→ **DESCRIPTION OF THE TASK**: Search the records for "历年营收". Copy every line where it appears.

→ **PROVIDED DATA**:
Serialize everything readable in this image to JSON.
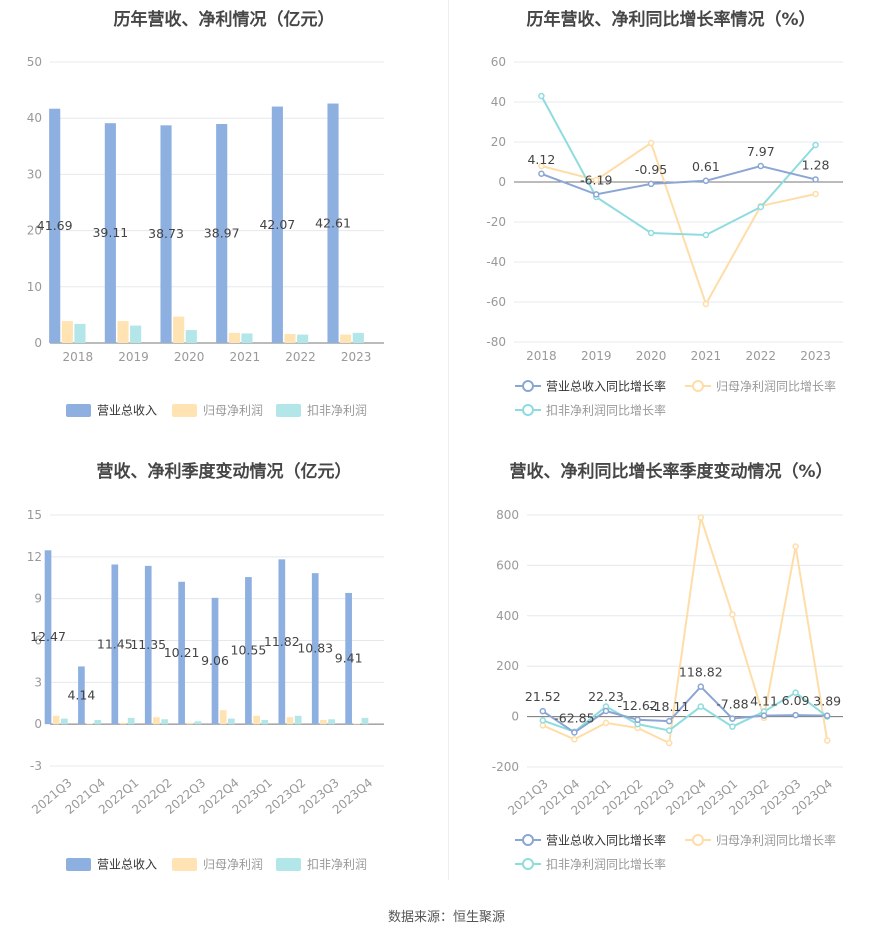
{
  "colors": {
    "revenue": "#8eb0e0",
    "net_profit": "#ffe3b3",
    "deducted_profit": "#b2e6e8",
    "revenue_line": "#8ba6d4",
    "net_profit_line": "#ffdda8",
    "deducted_line": "#8fdcdf",
    "grid": "#e6e8ee",
    "axis_text": "#999999"
  },
  "source": "数据来源：恒生聚源",
  "charts": [
    {
      "id": "annual-amount",
      "title": "历年营收、净利情况（亿元）",
      "chart_data": {
        "type": "bar",
        "categories": [
          "2018",
          "2019",
          "2020",
          "2021",
          "2022",
          "2023"
        ],
        "ylim": [
          0,
          50
        ],
        "yticks": [
          0,
          10,
          20,
          30,
          40,
          50
        ],
        "grid": true,
        "legend_position": "bottom",
        "series": [
          {
            "name": "营业总收入",
            "values": [
              41.69,
              39.11,
              38.73,
              38.97,
              42.07,
              42.61
            ],
            "labels": [
              "41.69",
              "39.11",
              "38.73",
              "38.97",
              "42.07",
              "42.61"
            ]
          },
          {
            "name": "归母净利润",
            "values": [
              3.9,
              3.9,
              4.7,
              1.8,
              1.6,
              1.5
            ]
          },
          {
            "name": "扣非净利润",
            "values": [
              3.4,
              3.1,
              2.3,
              1.7,
              1.5,
              1.8
            ]
          }
        ]
      }
    },
    {
      "id": "annual-growth",
      "title": "历年营收、净利同比增长率情况（%）",
      "chart_data": {
        "type": "line",
        "categories": [
          "2018",
          "2019",
          "2020",
          "2021",
          "2022",
          "2023"
        ],
        "ylim": [
          -80,
          60
        ],
        "yticks": [
          -80,
          -60,
          -40,
          -20,
          0,
          20,
          40,
          60
        ],
        "grid": true,
        "legend_position": "bottom",
        "series": [
          {
            "name": "营业总收入同比增长率",
            "values": [
              4.12,
              -6.19,
              -0.95,
              0.61,
              7.97,
              1.28
            ],
            "labels": [
              "4.12",
              "-6.19",
              "-0.95",
              "0.61",
              "7.97",
              "1.28"
            ]
          },
          {
            "name": "归母净利润同比增长率",
            "values": [
              8,
              1,
              19.5,
              -61,
              -12,
              -6
            ]
          },
          {
            "name": "扣非净利润同比增长率",
            "values": [
              43,
              -7.5,
              -25.5,
              -26.5,
              -12.5,
              18.5
            ]
          }
        ]
      }
    },
    {
      "id": "quarterly-amount",
      "title": "营收、净利季度变动情况（亿元）",
      "chart_data": {
        "type": "bar",
        "categories": [
          "2021Q3",
          "2021Q4",
          "2022Q1",
          "2022Q2",
          "2022Q3",
          "2022Q4",
          "2023Q1",
          "2023Q2",
          "2023Q3",
          "2023Q4"
        ],
        "ylim": [
          -3,
          15
        ],
        "yticks": [
          -3,
          0,
          3,
          6,
          9,
          12,
          15
        ],
        "grid": true,
        "legend_position": "bottom",
        "series": [
          {
            "name": "营业总收入",
            "values": [
              12.47,
              4.14,
              11.45,
              11.35,
              10.21,
              9.06,
              10.55,
              11.82,
              10.83,
              9.41
            ],
            "labels": [
              "12.47",
              "4.14",
              "11.45",
              "11.35",
              "10.21",
              "9.06",
              "10.55",
              "11.82",
              "10.83",
              "9.41"
            ]
          },
          {
            "name": "归母净利润",
            "values": [
              0.6,
              0.05,
              0.1,
              0.5,
              0.1,
              1.0,
              0.6,
              0.5,
              0.3,
              0.05
            ]
          },
          {
            "name": "扣非净利润",
            "values": [
              0.4,
              0.3,
              0.45,
              0.35,
              0.2,
              0.4,
              0.3,
              0.6,
              0.35,
              0.45
            ]
          }
        ]
      }
    },
    {
      "id": "quarterly-growth",
      "title": "营收、净利同比增长率季度变动情况（%）",
      "chart_data": {
        "type": "line",
        "categories": [
          "2021Q3",
          "2021Q4",
          "2022Q1",
          "2022Q2",
          "2022Q3",
          "2022Q4",
          "2023Q1",
          "2023Q2",
          "2023Q3",
          "2023Q4"
        ],
        "ylim": [
          -200,
          800
        ],
        "yticks": [
          -200,
          0,
          200,
          400,
          600,
          800
        ],
        "grid": true,
        "legend_position": "bottom",
        "series": [
          {
            "name": "营业总收入同比增长率",
            "values": [
              21.52,
              -62.85,
              22.23,
              -12.62,
              -18.11,
              118.82,
              -7.88,
              4.11,
              6.09,
              3.89
            ],
            "labels": [
              "21.52",
              "-62.85",
              "22.23",
              "-12.62",
              "-18.11",
              "118.82",
              "-7.88",
              "4.11",
              "6.09",
              "3.89"
            ]
          },
          {
            "name": "归母净利润同比增长率",
            "values": [
              -35,
              -90,
              -25,
              -45,
              -105,
              790,
              405,
              -5,
              675,
              -95
            ]
          },
          {
            "name": "扣非净利润同比增长率",
            "values": [
              -15,
              -60,
              40,
              -30,
              -55,
              40,
              -40,
              20,
              95,
              0
            ]
          }
        ]
      }
    }
  ]
}
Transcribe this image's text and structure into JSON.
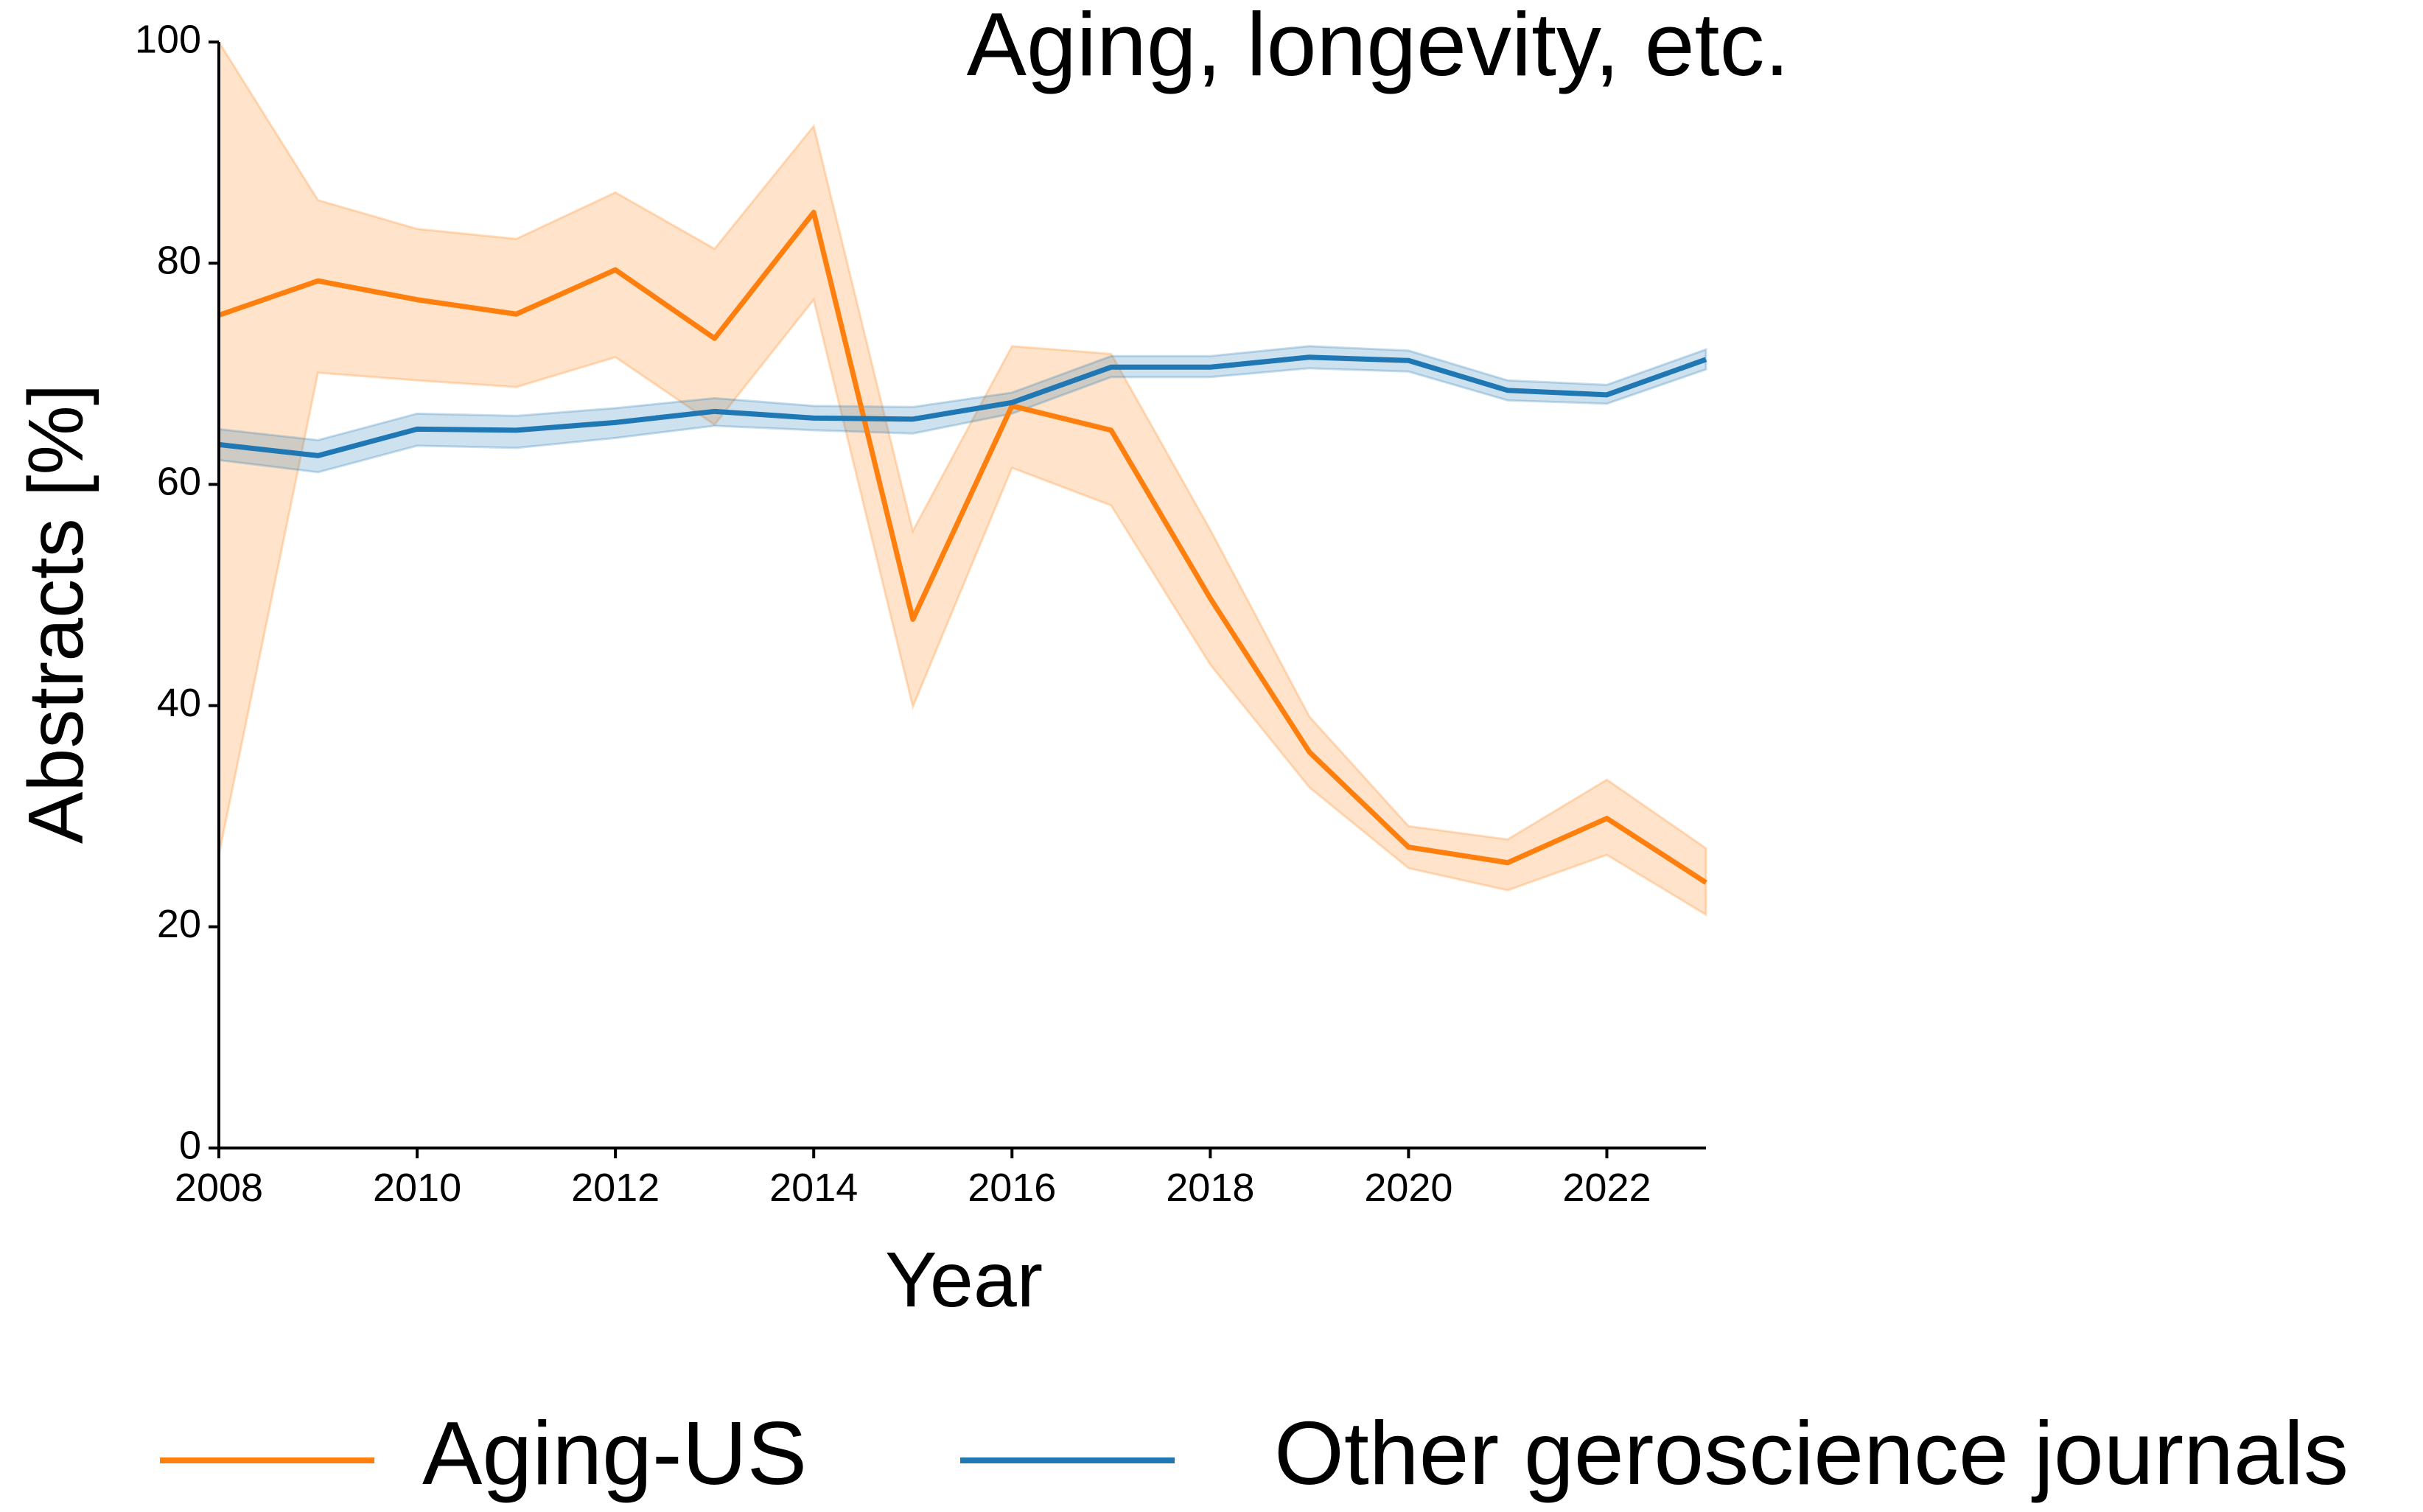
{
  "chart_data": {
    "type": "line",
    "title": "Aging, longevity, etc.",
    "x_label": "Year",
    "y_label": "Abstracts [%]",
    "x": [
      2008,
      2009,
      2010,
      2011,
      2012,
      2013,
      2014,
      2015,
      2016,
      2017,
      2018,
      2019,
      2020,
      2021,
      2022,
      2023
    ],
    "series": [
      {
        "name": "Aging-US",
        "color": "#ff7f0e",
        "values": [
          75.3,
          78.4,
          76.7,
          75.4,
          79.4,
          73.2,
          84.6,
          47.8,
          67.1,
          64.9,
          49.7,
          35.8,
          27.2,
          25.8,
          29.8,
          24.0
        ],
        "upper": [
          100,
          85.7,
          83.1,
          82.2,
          86.4,
          81.3,
          92.4,
          55.8,
          72.5,
          71.8,
          55.9,
          39.0,
          29.1,
          27.9,
          33.3,
          27.1
        ],
        "lower": [
          26.5,
          70.1,
          69.4,
          68.8,
          71.5,
          65.4,
          76.7,
          39.9,
          61.5,
          58.1,
          43.7,
          32.6,
          25.3,
          23.3,
          26.5,
          21.1
        ]
      },
      {
        "name": "Other geroscience journals",
        "color": "#1f77b4",
        "values": [
          63.6,
          62.6,
          65.0,
          64.9,
          65.6,
          66.6,
          66.0,
          65.9,
          67.4,
          70.6,
          70.6,
          71.5,
          71.2,
          68.5,
          68.1,
          71.3
        ],
        "upper": [
          65.0,
          64.0,
          66.4,
          66.2,
          66.9,
          67.8,
          67.1,
          67.0,
          68.3,
          71.6,
          71.6,
          72.5,
          72.1,
          69.4,
          69.0,
          72.2
        ],
        "lower": [
          62.2,
          61.1,
          63.5,
          63.3,
          64.2,
          65.3,
          64.9,
          64.6,
          66.4,
          69.7,
          69.7,
          70.5,
          70.2,
          67.6,
          67.3,
          70.4
        ]
      }
    ],
    "xlim": [
      2008,
      2023
    ],
    "xticks": [
      2008,
      2010,
      2012,
      2014,
      2016,
      2018,
      2020,
      2022
    ],
    "ylim": [
      0,
      100
    ],
    "yticks": [
      0,
      20,
      40,
      60,
      80,
      100
    ],
    "legend": "bottom"
  }
}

→ **FINAL RESULT**:
      "title": "历年营收、净利情况（亿元）",
      "title": "历年营收、净利同比增长率情况（%）",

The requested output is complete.